───── EXCERPTED DATA

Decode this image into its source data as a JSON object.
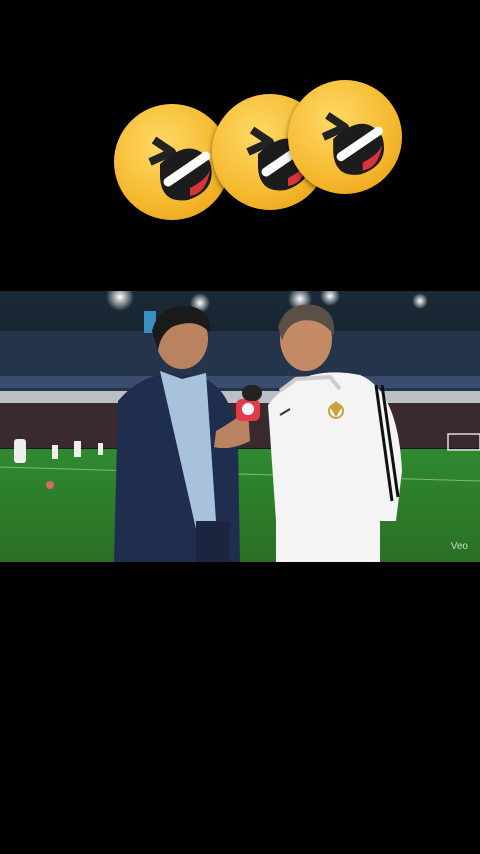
{
  "overlay": {
    "emojis": [
      "laughing-face-emoji",
      "laughing-face-emoji",
      "laughing-face-emoji"
    ]
  },
  "video": {
    "watermark": "Veo",
    "colors": {
      "pitch": "#2f8a2f",
      "stands": "#1d2b3a",
      "presenter_jacket": "#1f2d4f",
      "coach_jacket": "#f4f4f4",
      "microphone_flag": "#e23b4a"
    }
  }
}
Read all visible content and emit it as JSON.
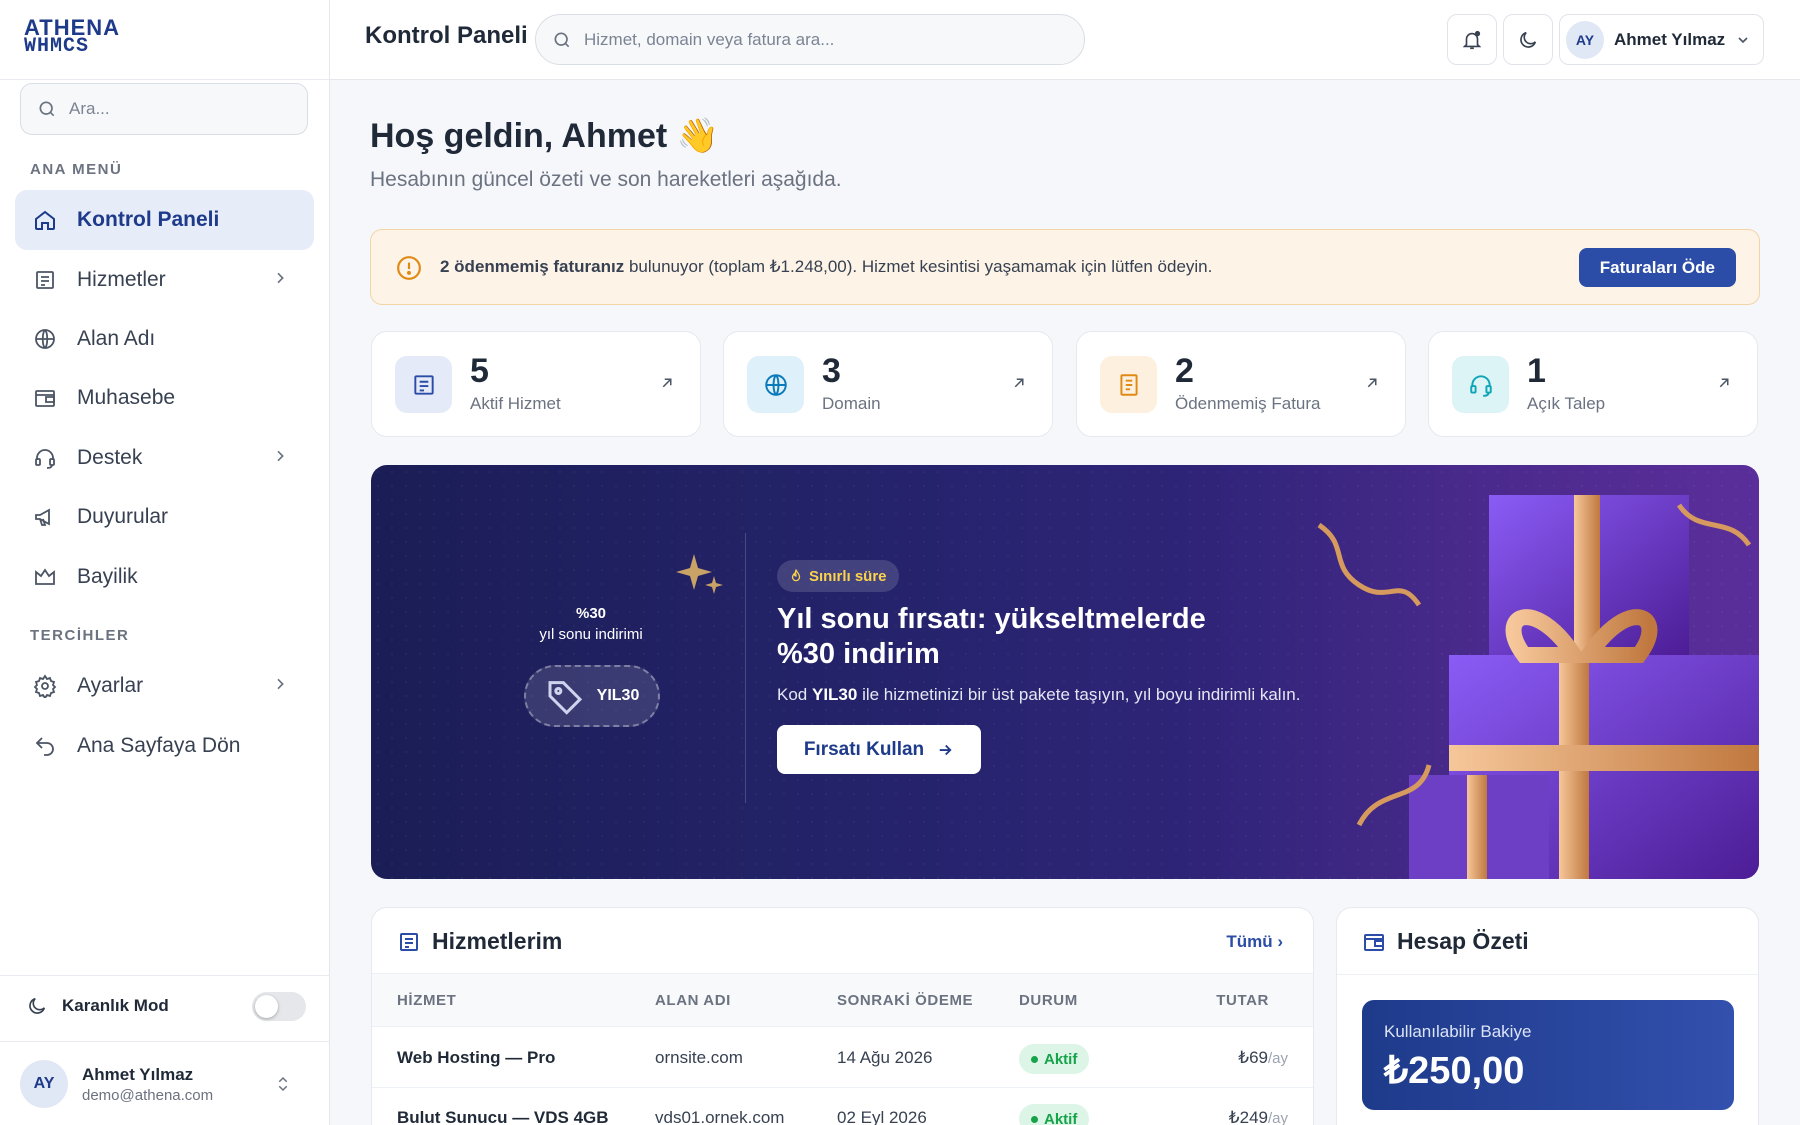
{
  "brand": {
    "logo_line1": "ATHENA",
    "logo_line2": "WHMCS"
  },
  "sidebar": {
    "search_placeholder": "Ara...",
    "section_main": "ANA MENÜ",
    "items": [
      {
        "label": "Kontrol Paneli",
        "icon": "home-icon",
        "active": true
      },
      {
        "label": "Hizmetler",
        "icon": "server-icon",
        "has_children": true
      },
      {
        "label": "Alan Adı",
        "icon": "globe-icon"
      },
      {
        "label": "Muhasebe",
        "icon": "wallet-icon"
      },
      {
        "label": "Destek",
        "icon": "headset-icon",
        "has_children": true
      },
      {
        "label": "Duyurular",
        "icon": "megaphone-icon"
      },
      {
        "label": "Bayilik",
        "icon": "crown-icon"
      }
    ],
    "section_prefs": "TERCİHLER",
    "pref_items": [
      {
        "label": "Ayarlar",
        "icon": "gear-icon",
        "has_children": true
      },
      {
        "label": "Ana Sayfaya Dön",
        "icon": "return-icon"
      }
    ],
    "dark_mode_label": "Karanlık Mod",
    "dark_mode_on": false,
    "user": {
      "initials": "AY",
      "name": "Ahmet Yılmaz",
      "email": "demo@athena.com"
    }
  },
  "topbar": {
    "title": "Kontrol Paneli",
    "search_placeholder": "Hizmet, domain veya fatura ara...",
    "user_initials": "AY",
    "user_name": "Ahmet Yılmaz"
  },
  "welcome": {
    "title": "Hoş geldin, Ahmet 👋",
    "subtitle": "Hesabının güncel özeti ve son hareketleri aşağıda."
  },
  "alert": {
    "bold": "2 ödenmemiş faturanız",
    "text": " bulunuyor (toplam ₺1.248,00). Hizmet kesintisi yaşamamak için lütfen ödeyin.",
    "button": "Faturaları Öde"
  },
  "stats": [
    {
      "value": "5",
      "label": "Aktif Hizmet",
      "icon": "server-icon",
      "color": "#2c4da7",
      "bg": "#e4eaf7"
    },
    {
      "value": "3",
      "label": "Domain",
      "icon": "globe-icon",
      "color": "#0b7ab8",
      "bg": "#def0fa"
    },
    {
      "value": "2",
      "label": "Ödenmemiş Fatura",
      "icon": "invoice-icon",
      "color": "#e08a14",
      "bg": "#fdf0de"
    },
    {
      "value": "1",
      "label": "Açık Talep",
      "icon": "headset-icon",
      "color": "#0ea5b7",
      "bg": "#dcf4f6"
    }
  ],
  "promo": {
    "discount": "%30",
    "discount_label": "yıl sonu indirimi",
    "code": "YIL30",
    "badge": "Sınırlı süre",
    "title": "Yıl sonu fırsatı: yükseltmelerde %30 indirim",
    "desc_prefix": "Kod ",
    "desc_code": "YIL30",
    "desc_suffix": " ile hizmetinizi bir üst pakete taşıyın, yıl boyu indirimli kalın.",
    "button": "Fırsatı Kullan"
  },
  "services": {
    "title": "Hizmetlerim",
    "all_link": "Tümü",
    "columns": [
      "HİZMET",
      "ALAN ADI",
      "SONRAKİ ÖDEME",
      "DURUM",
      "TUTAR"
    ],
    "rows": [
      {
        "name": "Web Hosting — Pro",
        "domain": "ornsite.com",
        "next": "14 Ağu 2026",
        "status": "Aktif",
        "amount": "₺69",
        "period": "/ay"
      },
      {
        "name": "Bulut Sunucu — VDS 4GB",
        "domain": "vds01.ornek.com",
        "next": "02 Eyl 2026",
        "status": "Aktif",
        "amount": "₺249",
        "period": "/ay"
      }
    ]
  },
  "account": {
    "title": "Hesap Özeti",
    "balance_label": "Kullanılabilir Bakiye",
    "balance": "₺250,00"
  }
}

──────────

GIVEN REQUEST:
Copy out the entries verbatim and leave the images out.

PROBLEM SOLUTION:
Decode this image into its source data as a JSON object.
{
  "overlay": {
    "emojis": [
      "laughing-face-emoji",
      "laughing-face-emoji",
      "laughing-face-emoji"
    ]
  },
  "video": {
    "watermark": "Veo",
    "colors": {
      "pitch": "#2f8a2f",
      "stands": "#1d2b3a",
      "presenter_jacket": "#1f2d4f",
      "coach_jacket": "#f4f4f4",
      "microphone_flag": "#e23b4a"
    }
  }
}
Read all visible content and emit it as JSON.
{
  "brand": {
    "logo_line1": "ATHENA",
    "logo_line2": "WHMCS"
  },
  "sidebar": {
    "search_placeholder": "Ara...",
    "section_main": "ANA MENÜ",
    "items": [
      {
        "label": "Kontrol Paneli",
        "icon": "home-icon",
        "active": true
      },
      {
        "label": "Hizmetler",
        "icon": "server-icon",
        "has_children": true
      },
      {
        "label": "Alan Adı",
        "icon": "globe-icon"
      },
      {
        "label": "Muhasebe",
        "icon": "wallet-icon"
      },
      {
        "label": "Destek",
        "icon": "headset-icon",
        "has_children": true
      },
      {
        "label": "Duyurular",
        "icon": "megaphone-icon"
      },
      {
        "label": "Bayilik",
        "icon": "crown-icon"
      }
    ],
    "section_prefs": "TERCİHLER",
    "pref_items": [
      {
        "label": "Ayarlar",
        "icon": "gear-icon",
        "has_children": true
      },
      {
        "label": "Ana Sayfaya Dön",
        "icon": "return-icon"
      }
    ],
    "dark_mode_label": "Karanlık Mod",
    "dark_mode_on": false,
    "user": {
      "initials": "AY",
      "name": "Ahmet Yılmaz",
      "email": "demo@athena.com"
    }
  },
  "topbar": {
    "title": "Kontrol Paneli",
    "search_placeholder": "Hizmet, domain veya fatura ara...",
    "user_initials": "AY",
    "user_name": "Ahmet Yılmaz"
  },
  "welcome": {
    "title": "Hoş geldin, Ahmet 👋",
    "subtitle": "Hesabının güncel özeti ve son hareketleri aşağıda."
  },
  "alert": {
    "bold": "2 ödenmemiş faturanız",
    "text": " bulunuyor (toplam ₺1.248,00). Hizmet kesintisi yaşamamak için lütfen ödeyin.",
    "button": "Faturaları Öde"
  },
  "stats": [
    {
      "value": "5",
      "label": "Aktif Hizmet",
      "icon": "server-icon",
      "color": "#2c4da7",
      "bg": "#e4eaf7"
    },
    {
      "value": "3",
      "label": "Domain",
      "icon": "globe-icon",
      "color": "#0b7ab8",
      "bg": "#def0fa"
    },
    {
      "value": "2",
      "label": "Ödenmemiş Fatura",
      "icon": "invoice-icon",
      "color": "#e08a14",
      "bg": "#fdf0de"
    },
    {
      "value": "1",
      "label": "Açık Talep",
      "icon": "headset-icon",
      "color": "#0ea5b7",
      "bg": "#dcf4f6"
    }
  ],
  "promo": {
    "discount": "%30",
    "discount_label": "yıl sonu indirimi",
    "code": "YIL30",
    "badge": "Sınırlı süre",
    "title": "Yıl sonu fırsatı: yükseltmelerde %30 indirim",
    "desc_prefix": "Kod ",
    "desc_code": "YIL30",
    "desc_suffix": " ile hizmetinizi bir üst pakete taşıyın, yıl boyu indirimli kalın.",
    "button": "Fırsatı Kullan"
  },
  "services": {
    "title": "Hizmetlerim",
    "all_link": "Tümü",
    "columns": [
      "HİZMET",
      "ALAN ADI",
      "SONRAKİ ÖDEME",
      "DURUM",
      "TUTAR"
    ],
    "rows": [
      {
        "name": "Web Hosting — Pro",
        "domain": "ornsite.com",
        "next": "14 Ağu 2026",
        "status": "Aktif",
        "amount": "₺69",
        "period": "/ay"
      },
      {
        "name": "Bulut Sunucu — VDS 4GB",
        "domain": "vds01.ornek.com",
        "next": "02 Eyl 2026",
        "status": "Aktif",
        "amount": "₺249",
        "period": "/ay"
      }
    ]
  },
  "account": {
    "title": "Hesap Özeti",
    "balance_label": "Kullanılabilir Bakiye",
    "balance": "₺250,00"
  }
}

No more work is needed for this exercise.